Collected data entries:

--------------------

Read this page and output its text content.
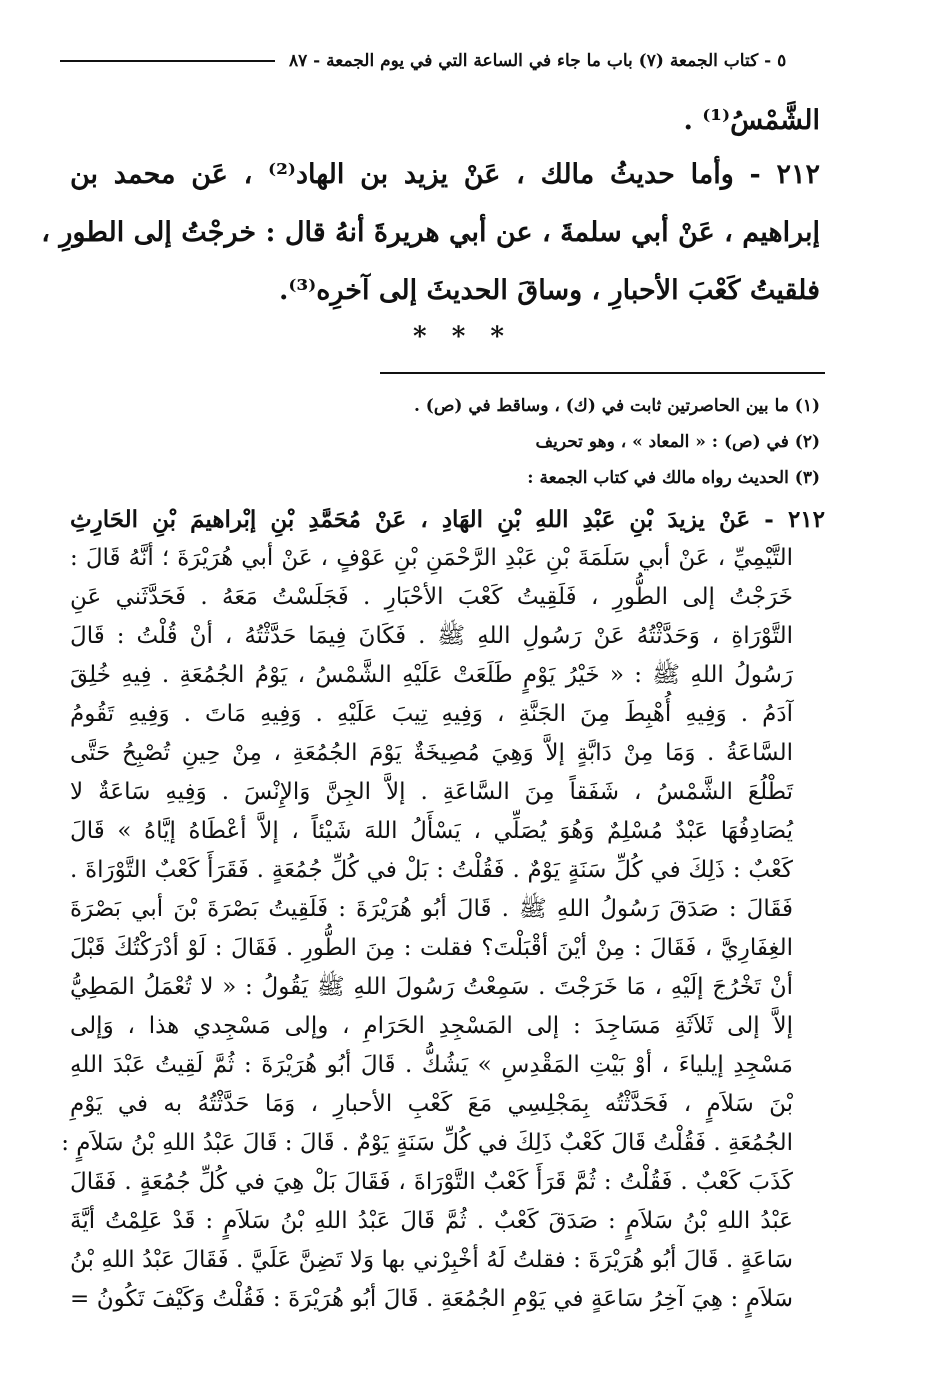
٥ - كتاب الجمعة (٧) باب ما جاء في الساعة التي في يوم الجمعة - ٨٧
الشَّمْسُ⁽¹⁾ .
٢١٢ - وأما حديثُ مالك ، عَنْ يزيد بن الهاد⁽²⁾ ، عَن محمد بن
إبراهيم ، عَنْ أبي سلمةَ ، عن أبي هريرةَ أنهُ قال : خرجْتُ إلى الطورِ ،
فلقيتُ كَعْبَ الأحبارِ ، وساقَ الحديثَ إلى آخرِه⁽³⁾.
* * *
(١) ما بين الحاصرتين ثابت في (ك) ، وساقط في (ص) .
(٢) في (ص) : « المعاد » ، وهو تحريف
(٣) الحديث رواه مالك في كتاب الجمعة :
٢١٢ - عَنْ يزيدَ بْنِ عَبْدِ اللهِ بْنِ الهَادِ ، عَنْ مُحَمَّدِ بْنِ إبْراهيمَ بْنِ الحَارِثِ
التَّيْمِيِّ ، عَنْ أبي سَلَمَةَ بْنِ عَبْدِ الرَّحْمَنِ بْنِ عَوْفٍ ، عَنْ أبي هُرَيْرَةَ ؛ أنَّهُ قَالَ :
خَرَجْتُ إلى الطُّورِ ، فَلَقِيتُ كَعْبَ الأحْبَارِ . فَجَلَسْتُ مَعَهُ . فَحَدَّثَني عَنِ
التَّوْرَاةِ ، وَحَدَّثْتُهُ عَنْ رَسُولِ اللهِ ﷺ . فَكَانَ فِيمَا حَدَّثْتُهُ ، أنْ قُلْتُ : قَالَ
رَسُولُ اللهِ ﷺ : « خَيْرُ يَوْمٍ طَلَعَتْ عَلَيْهِ الشَّمْسُ ، يَوْمُ الجُمُعَةِ . فِيهِ خُلِقَ
آدَمُ . وَفِيهِ أُهْبِطَ مِنَ الجَنَّةِ ، وَفِيهِ تِيبَ عَلَيْهِ . وَفِيهِ مَاتَ . وَفِيهِ تَقُومُ
السَّاعَةُ . وَمَا مِنْ دَابَّةٍ إلاَّ وَهِيَ مُصِيخَةٌ يَوْمَ الجُمُعَةِ ، مِنْ حِينِ تُصْبِحُ حَتَّى
تَطْلُعَ الشَّمْسُ ، شَفَقاً مِنَ السَّاعَةِ . إلاَّ الجِنَّ وَالإِنْسَ . وَفِيهِ سَاعَةٌ لا
يُصَادِفُهَا عَبْدٌ مُسْلِمٌ وَهُوَ يُصَلِّي ، يَسْأَلُ اللهَ شَيْئاً ، إلاَّ أعْطَاهُ إيَّاهُ » قَالَ
كَعْبٌ : ذَلِكَ في كُلِّ سَنَةٍ يَوْمٌ . فَقُلْتُ : بَلْ في كُلِّ جُمُعَةٍ . فَقَرَأَ كَعْبٌ التَّوْرَاةَ .
فَقَالَ : صَدَقَ رَسُولُ اللهِ ﷺ . قَالَ أبُو هُرَيْرَةَ : فَلَقِيتُ بَصْرَةَ بْنَ أبي بَصْرَةَ
الغِفَارِيَّ ، فَقَالَ : مِنْ أيْنَ أقْبَلْتَ؟ فقلت : مِنَ الطُّورِ . فَقَالَ : لَوْ أدْرَكْتُكَ قَبْلَ
أنْ تَخْرُجَ إلَيْهِ ، مَا خَرَجْتَ . سَمِعْتُ رَسُولَ اللهِ ﷺ يَقُولُ : « لا تُعْمَلُ المَطِيُّ
إلاَّ إلى ثَلاَثَةِ مَسَاجِدَ : إلى المَسْجِدِ الحَرَامِ ، وإلى مَسْجِدي هذا ، وَإلى
مَسْجِدِ إيلياءَ ، أوْ بَيْتِ المَقْدِسِ » يَشُكُّ . قَالَ أبُو هُرَيْرَةَ : ثُمَّ لَقِيتُ عَبْدَ اللهِ
بْنَ سَلاَمٍ ، فَحَدَّثْتُه بِمَجْلِسِي مَعَ كَعْبِ الأحبارِ ، وَمَا حَدَّثْتُهُ به في يَوْمِ
الجُمُعَةِ . فَقُلْتُ قَالَ كَعْبٌ ذَلِكَ في كُلِّ سَنَةٍ يَوْمٌ . قَالَ : قَالَ عَبْدُ اللهِ بْنُ سَلاَمٍ :
كَذَبَ كَعْبٌ . فَقُلْتُ : ثُمَّ قَرَأَ كَعْبٌ التَّوْرَاةَ ، فَقَالَ بَلْ هِيَ في كُلِّ جُمُعَةٍ . فَقَالَ
عَبْدُ اللهِ بْنُ سَلاَمٍ : صَدَقَ كَعْبٌ . ثُمَّ قَالَ عَبْدُ اللهِ بْنُ سَلاَمٍ : قَدْ عَلِمْتُ أيَّةَ
سَاعَةٍ . قَالَ أبُو هُرَيْرَةَ : فقلتُ لَهُ أخْبِرْني بها وَلا تَضِنَّ عَلَيَّ . فَقَالَ عَبْدُ اللهِ بْنُ
سَلاَمٍ : هِيَ آخِرُ سَاعَةٍ في يَوْمِ الجُمُعَةِ . قَالَ أبُو هُرَيْرَةَ : فَقُلْتُ وَكَيْفَ تَكُونُ =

--------------------

[SET PROBLEM]: Check each line in the listing above for the string "يزيد", then report how many lines contain it, with no other text.

[WRITTEN RESPONSE]: 2